◆ Exercise ◆
Return every record below exactly as written, but leave out the pictures.

◆ Input material ◆
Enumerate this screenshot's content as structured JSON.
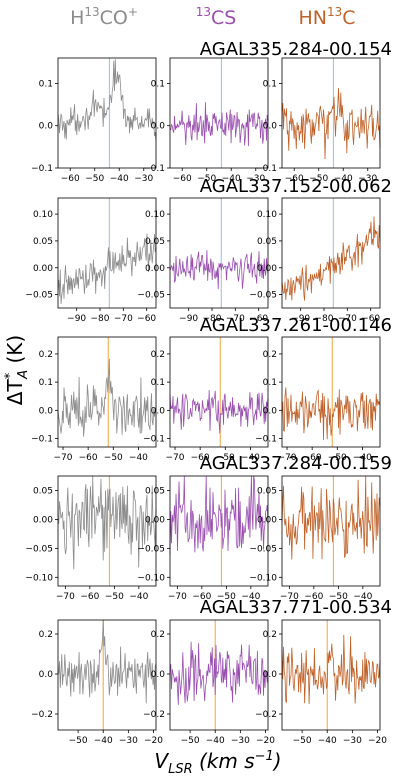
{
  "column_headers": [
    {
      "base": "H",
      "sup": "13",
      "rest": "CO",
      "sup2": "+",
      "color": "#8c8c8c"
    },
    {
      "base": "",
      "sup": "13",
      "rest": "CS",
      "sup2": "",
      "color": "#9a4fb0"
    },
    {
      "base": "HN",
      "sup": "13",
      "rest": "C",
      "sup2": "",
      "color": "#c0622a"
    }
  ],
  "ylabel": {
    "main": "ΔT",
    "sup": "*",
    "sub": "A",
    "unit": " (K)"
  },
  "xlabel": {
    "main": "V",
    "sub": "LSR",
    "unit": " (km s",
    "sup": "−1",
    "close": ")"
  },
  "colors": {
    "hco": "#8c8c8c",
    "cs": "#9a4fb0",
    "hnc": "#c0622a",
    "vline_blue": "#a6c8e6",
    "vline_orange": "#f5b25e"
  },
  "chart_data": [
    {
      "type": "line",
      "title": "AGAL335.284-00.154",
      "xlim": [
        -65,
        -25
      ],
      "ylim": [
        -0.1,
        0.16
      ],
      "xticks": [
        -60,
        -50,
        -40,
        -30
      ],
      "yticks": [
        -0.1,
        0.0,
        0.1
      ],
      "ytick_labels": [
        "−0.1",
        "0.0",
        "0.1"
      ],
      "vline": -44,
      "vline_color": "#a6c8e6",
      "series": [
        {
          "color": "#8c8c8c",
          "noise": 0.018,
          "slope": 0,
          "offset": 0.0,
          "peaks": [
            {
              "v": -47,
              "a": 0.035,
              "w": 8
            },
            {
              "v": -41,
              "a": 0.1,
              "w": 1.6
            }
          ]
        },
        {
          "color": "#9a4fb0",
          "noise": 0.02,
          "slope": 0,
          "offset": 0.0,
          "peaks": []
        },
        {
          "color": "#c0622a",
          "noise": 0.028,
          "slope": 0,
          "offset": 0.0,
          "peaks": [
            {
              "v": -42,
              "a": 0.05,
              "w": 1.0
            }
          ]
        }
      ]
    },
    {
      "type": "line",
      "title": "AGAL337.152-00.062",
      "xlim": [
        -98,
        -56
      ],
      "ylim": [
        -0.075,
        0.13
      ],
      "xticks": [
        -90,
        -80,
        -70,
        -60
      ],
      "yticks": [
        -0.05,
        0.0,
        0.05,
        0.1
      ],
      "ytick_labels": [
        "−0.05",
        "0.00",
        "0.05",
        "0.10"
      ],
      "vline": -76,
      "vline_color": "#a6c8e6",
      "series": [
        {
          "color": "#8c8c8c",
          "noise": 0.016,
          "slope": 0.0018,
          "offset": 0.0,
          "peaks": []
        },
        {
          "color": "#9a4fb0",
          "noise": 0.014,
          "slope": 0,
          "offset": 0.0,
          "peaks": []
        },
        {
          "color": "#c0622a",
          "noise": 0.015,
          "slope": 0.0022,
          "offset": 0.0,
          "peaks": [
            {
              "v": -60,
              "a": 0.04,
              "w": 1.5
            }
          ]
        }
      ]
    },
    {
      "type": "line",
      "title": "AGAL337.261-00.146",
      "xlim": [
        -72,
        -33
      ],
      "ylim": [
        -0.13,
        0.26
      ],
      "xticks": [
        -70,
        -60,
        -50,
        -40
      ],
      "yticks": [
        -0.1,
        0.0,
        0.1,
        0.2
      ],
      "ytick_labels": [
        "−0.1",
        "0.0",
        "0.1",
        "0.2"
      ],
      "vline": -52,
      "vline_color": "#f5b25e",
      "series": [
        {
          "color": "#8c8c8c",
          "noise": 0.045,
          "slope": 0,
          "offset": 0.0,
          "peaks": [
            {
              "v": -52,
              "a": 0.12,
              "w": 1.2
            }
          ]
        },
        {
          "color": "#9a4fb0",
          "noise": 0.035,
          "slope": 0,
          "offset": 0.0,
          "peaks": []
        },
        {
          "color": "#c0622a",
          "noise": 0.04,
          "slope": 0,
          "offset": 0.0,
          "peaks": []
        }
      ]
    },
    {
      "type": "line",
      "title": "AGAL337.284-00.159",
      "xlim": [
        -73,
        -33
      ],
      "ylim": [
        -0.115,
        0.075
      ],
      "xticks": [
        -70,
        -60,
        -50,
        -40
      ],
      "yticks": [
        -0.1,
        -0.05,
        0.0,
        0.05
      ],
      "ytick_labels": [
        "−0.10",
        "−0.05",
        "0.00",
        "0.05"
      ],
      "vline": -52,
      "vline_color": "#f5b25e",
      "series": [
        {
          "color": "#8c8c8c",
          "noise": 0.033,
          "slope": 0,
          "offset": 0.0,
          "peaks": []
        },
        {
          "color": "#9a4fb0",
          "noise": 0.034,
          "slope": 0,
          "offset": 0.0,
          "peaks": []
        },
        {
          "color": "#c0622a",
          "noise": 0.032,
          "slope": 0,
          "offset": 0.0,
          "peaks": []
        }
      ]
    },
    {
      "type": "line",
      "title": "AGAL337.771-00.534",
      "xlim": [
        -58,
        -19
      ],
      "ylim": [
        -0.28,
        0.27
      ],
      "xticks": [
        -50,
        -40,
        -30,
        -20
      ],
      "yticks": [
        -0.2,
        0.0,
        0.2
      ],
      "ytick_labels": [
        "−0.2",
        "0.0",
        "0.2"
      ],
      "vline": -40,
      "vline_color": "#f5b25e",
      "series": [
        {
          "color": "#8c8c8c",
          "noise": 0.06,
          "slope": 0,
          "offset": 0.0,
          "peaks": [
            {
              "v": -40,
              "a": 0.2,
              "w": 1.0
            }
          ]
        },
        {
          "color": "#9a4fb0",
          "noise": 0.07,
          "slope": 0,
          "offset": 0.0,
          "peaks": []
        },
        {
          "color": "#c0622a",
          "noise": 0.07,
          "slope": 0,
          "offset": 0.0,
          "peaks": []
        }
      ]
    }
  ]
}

◆ Answer to the task ◆
Enumerate this screenshot's content as structured JSON.
{
  "column_headers": [
    {
      "base": "H",
      "sup": "13",
      "rest": "CO",
      "sup2": "+",
      "color": "#8c8c8c"
    },
    {
      "base": "",
      "sup": "13",
      "rest": "CS",
      "sup2": "",
      "color": "#9a4fb0"
    },
    {
      "base": "HN",
      "sup": "13",
      "rest": "C",
      "sup2": "",
      "color": "#c0622a"
    }
  ],
  "ylabel": {
    "main": "ΔT",
    "sup": "*",
    "sub": "A",
    "unit": " (K)"
  },
  "xlabel": {
    "main": "V",
    "sub": "LSR",
    "unit": " (km s",
    "sup": "−1",
    "close": ")"
  },
  "colors": {
    "hco": "#8c8c8c",
    "cs": "#9a4fb0",
    "hnc": "#c0622a",
    "vline_blue": "#a6c8e6",
    "vline_orange": "#f5b25e"
  },
  "chart_data": [
    {
      "type": "line",
      "title": "AGAL335.284-00.154",
      "xlim": [
        -65,
        -25
      ],
      "ylim": [
        -0.1,
        0.16
      ],
      "xticks": [
        -60,
        -50,
        -40,
        -30
      ],
      "yticks": [
        -0.1,
        0.0,
        0.1
      ],
      "ytick_labels": [
        "−0.1",
        "0.0",
        "0.1"
      ],
      "vline": -44,
      "vline_color": "#a6c8e6",
      "series": [
        {
          "color": "#8c8c8c",
          "noise": 0.018,
          "slope": 0,
          "offset": 0.0,
          "peaks": [
            {
              "v": -47,
              "a": 0.035,
              "w": 8
            },
            {
              "v": -41,
              "a": 0.1,
              "w": 1.6
            }
          ]
        },
        {
          "color": "#9a4fb0",
          "noise": 0.02,
          "slope": 0,
          "offset": 0.0,
          "peaks": []
        },
        {
          "color": "#c0622a",
          "noise": 0.028,
          "slope": 0,
          "offset": 0.0,
          "peaks": [
            {
              "v": -42,
              "a": 0.05,
              "w": 1.0
            }
          ]
        }
      ]
    },
    {
      "type": "line",
      "title": "AGAL337.152-00.062",
      "xlim": [
        -98,
        -56
      ],
      "ylim": [
        -0.075,
        0.13
      ],
      "xticks": [
        -90,
        -80,
        -70,
        -60
      ],
      "yticks": [
        -0.05,
        0.0,
        0.05,
        0.1
      ],
      "ytick_labels": [
        "−0.05",
        "0.00",
        "0.05",
        "0.10"
      ],
      "vline": -76,
      "vline_color": "#a6c8e6",
      "series": [
        {
          "color": "#8c8c8c",
          "noise": 0.016,
          "slope": 0.0018,
          "offset": 0.0,
          "peaks": []
        },
        {
          "color": "#9a4fb0",
          "noise": 0.014,
          "slope": 0,
          "offset": 0.0,
          "peaks": []
        },
        {
          "color": "#c0622a",
          "noise": 0.015,
          "slope": 0.0022,
          "offset": 0.0,
          "peaks": [
            {
              "v": -60,
              "a": 0.04,
              "w": 1.5
            }
          ]
        }
      ]
    },
    {
      "type": "line",
      "title": "AGAL337.261-00.146",
      "xlim": [
        -72,
        -33
      ],
      "ylim": [
        -0.13,
        0.26
      ],
      "xticks": [
        -70,
        -60,
        -50,
        -40
      ],
      "yticks": [
        -0.1,
        0.0,
        0.1,
        0.2
      ],
      "ytick_labels": [
        "−0.1",
        "0.0",
        "0.1",
        "0.2"
      ],
      "vline": -52,
      "vline_color": "#f5b25e",
      "series": [
        {
          "color": "#8c8c8c",
          "noise": 0.045,
          "slope": 0,
          "offset": 0.0,
          "peaks": [
            {
              "v": -52,
              "a": 0.12,
              "w": 1.2
            }
          ]
        },
        {
          "color": "#9a4fb0",
          "noise": 0.035,
          "slope": 0,
          "offset": 0.0,
          "peaks": []
        },
        {
          "color": "#c0622a",
          "noise": 0.04,
          "slope": 0,
          "offset": 0.0,
          "peaks": []
        }
      ]
    },
    {
      "type": "line",
      "title": "AGAL337.284-00.159",
      "xlim": [
        -73,
        -33
      ],
      "ylim": [
        -0.115,
        0.075
      ],
      "xticks": [
        -70,
        -60,
        -50,
        -40
      ],
      "yticks": [
        -0.1,
        -0.05,
        0.0,
        0.05
      ],
      "ytick_labels": [
        "−0.10",
        "−0.05",
        "0.00",
        "0.05"
      ],
      "vline": -52,
      "vline_color": "#f5b25e",
      "series": [
        {
          "color": "#8c8c8c",
          "noise": 0.033,
          "slope": 0,
          "offset": 0.0,
          "peaks": []
        },
        {
          "color": "#9a4fb0",
          "noise": 0.034,
          "slope": 0,
          "offset": 0.0,
          "peaks": []
        },
        {
          "color": "#c0622a",
          "noise": 0.032,
          "slope": 0,
          "offset": 0.0,
          "peaks": []
        }
      ]
    },
    {
      "type": "line",
      "title": "AGAL337.771-00.534",
      "xlim": [
        -58,
        -19
      ],
      "ylim": [
        -0.28,
        0.27
      ],
      "xticks": [
        -50,
        -40,
        -30,
        -20
      ],
      "yticks": [
        -0.2,
        0.0,
        0.2
      ],
      "ytick_labels": [
        "−0.2",
        "0.0",
        "0.2"
      ],
      "vline": -40,
      "vline_color": "#f5b25e",
      "series": [
        {
          "color": "#8c8c8c",
          "noise": 0.06,
          "slope": 0,
          "offset": 0.0,
          "peaks": [
            {
              "v": -40,
              "a": 0.2,
              "w": 1.0
            }
          ]
        },
        {
          "color": "#9a4fb0",
          "noise": 0.07,
          "slope": 0,
          "offset": 0.0,
          "peaks": []
        },
        {
          "color": "#c0622a",
          "noise": 0.07,
          "slope": 0,
          "offset": 0.0,
          "peaks": []
        }
      ]
    }
  ]
}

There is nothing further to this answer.